Data excerpts:
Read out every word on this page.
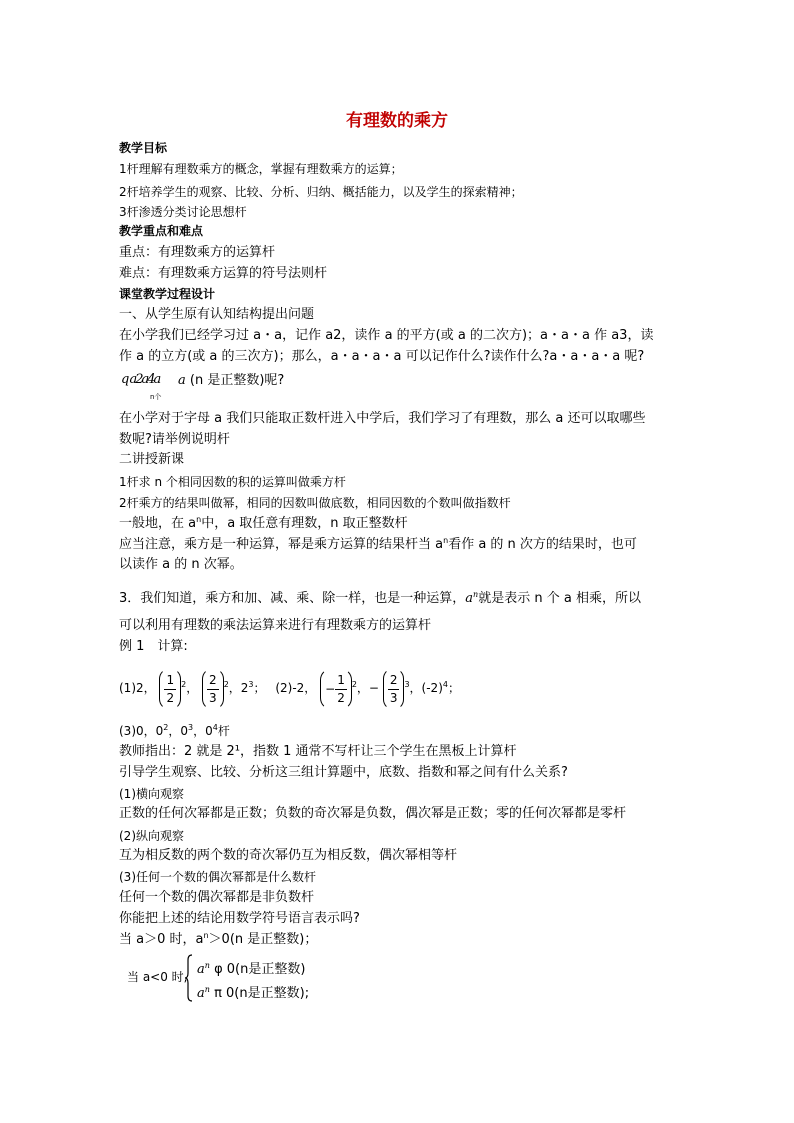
有理数的乘方
教学目标
1杆理解有理数乘方的概念，掌握有理数乘方的运算；
2杆培养学生的观察、比较、分析、归纳、概括能力，以及学生的探索精神；
3杆渗透分类讨论思想杆
教学重点和难点
重点：有理数乘方的运算杆
难点：有理数乘方运算的符号法则杆
课堂教学过程设计
一、从学生原有认知结构提出问题
在小学我们已经学习过 a・a，记作 a2，读作 a 的平方(或 a 的二次方)；a・a・a 作 a3，读
作 a 的立方(或 a 的三次方)；那么，a・a・a・a 可以记作什么?读作什么?a・a・a・a 呢?
q a2a4a
n个
a (n 是正整数)呢?
在小学对于字母 a 我们只能取正数杆进入中学后，我们学习了有理数，那么 a 还可以取哪些
数呢?请举例说明杆
二讲授新课
1杆求 n 个相同因数的积的运算叫做乘方杆
2杆乘方的结果叫做幂，相同的因数叫做底数，相同因数的个数叫做指数杆
一般地，在 $a^n$中，a 取任意有理数，n 取正整数杆
应当注意，乘方是一种运算，幂是乘方运算的结果杆当 $a^n$看作 a 的 n 次方的结果时，也可
以读作 a 的 n 次幂。
3．我们知道，乘方和加、减、乘、除一样，也是一种运算，$a^n$就是表示 n 个 a 相乘，所以
可以利用有理数的乘法运算来进行有理数乘方的运算杆
例 1　计算:
(1)2， $\frac{1}{2} ^2$， $\frac{2}{3} ^2$，$2^3$；　 (2)-2， − $\frac{1}{2} ^2$，− $\frac{2}{3} ^3$，$(-2)^4$；
(3)0，$0^2$，$0^3$，$0^4$杆
教师指出：2 就是 2¹，指数 1 通常不写杆让三个学生在黑板上计算杆
引导学生观察、比较、分析这三组计算题中，底数、指数和幂之间有什么关系?
(1)横向观察
正数的任何次幂都是正数；负数的奇次幂是负数，偶次幂是正数；零的任何次幂都是零杆
(2)纵向观察
互为相反数的两个数的奇次幂仍互为相反数，偶次幂相等杆
(3)任何一个数的偶次幂都是什么数杆
任何一个数的偶次幂都是非负数杆
你能把上述的结论用数学符号语言表示吗?
当 a＞0 时，$a^n>0(n$ 是正整数)；
当 a<0 时, $a^n$ φ 0(n是正整数)
$a^n$ π 0(n是正整数);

Task to carry out: All of the entries above should be copied exactly, except for the pictures.

Answer:
Read out every word on this page.
有理数的乘方
教学目标
1杆理解有理数乘方的概念，掌握有理数乘方的运算；
2杆培养学生的观察、比较、分析、归纳、概括能力，以及学生的探索精神；
3杆渗透分类讨论思想杆
教学重点和难点
重点：有理数乘方的运算杆
难点：有理数乘方运算的符号法则杆
课堂教学过程设计
一、从学生原有认知结构提出问题
在小学我们已经学习过 a・a，记作 a2，读作 a 的平方(或 a 的二次方)；a・a・a 作 a3，读
作 a 的立方(或 a 的三次方)；那么，a・a・a・a 可以记作什么?读作什么?a・a・a・a 呢?
q a2a4a
n个
a (n 是正整数)呢?
在小学对于字母 a 我们只能取正数杆进入中学后，我们学习了有理数，那么 a 还可以取哪些
数呢?请举例说明杆
二讲授新课
1杆求 n 个相同因数的积的运算叫做乘方杆
2杆乘方的结果叫做幂，相同的因数叫做底数，相同因数的个数叫做指数杆
一般地，在 $a^n$中，a 取任意有理数，n 取正整数杆
应当注意，乘方是一种运算，幂是乘方运算的结果杆当 $a^n$看作 a 的 n 次方的结果时，也可
以读作 a 的 n 次幂。
3．我们知道，乘方和加、减、乘、除一样，也是一种运算，$a^n$就是表示 n 个 a 相乘，所以
可以利用有理数的乘法运算来进行有理数乘方的运算杆
例 1　计算:
(1)2， $\frac{1}{2} ^2$， $\frac{2}{3} ^2$，$2^3$；　 (2)-2， − $\frac{1}{2} ^2$，− $\frac{2}{3} ^3$，$(-2)^4$；
(3)0，$0^2$，$0^3$，$0^4$杆
教师指出：2 就是 2¹，指数 1 通常不写杆让三个学生在黑板上计算杆
引导学生观察、比较、分析这三组计算题中，底数、指数和幂之间有什么关系?
(1)横向观察
正数的任何次幂都是正数；负数的奇次幂是负数，偶次幂是正数；零的任何次幂都是零杆
(2)纵向观察
互为相反数的两个数的奇次幂仍互为相反数，偶次幂相等杆
(3)任何一个数的偶次幂都是什么数杆
任何一个数的偶次幂都是非负数杆
你能把上述的结论用数学符号语言表示吗?
当 a＞0 时，$a^n>0(n$ 是正整数)；
当 a<0 时, $a^n$ φ 0(n是正整数)
$a^n$ π 0(n是正整数);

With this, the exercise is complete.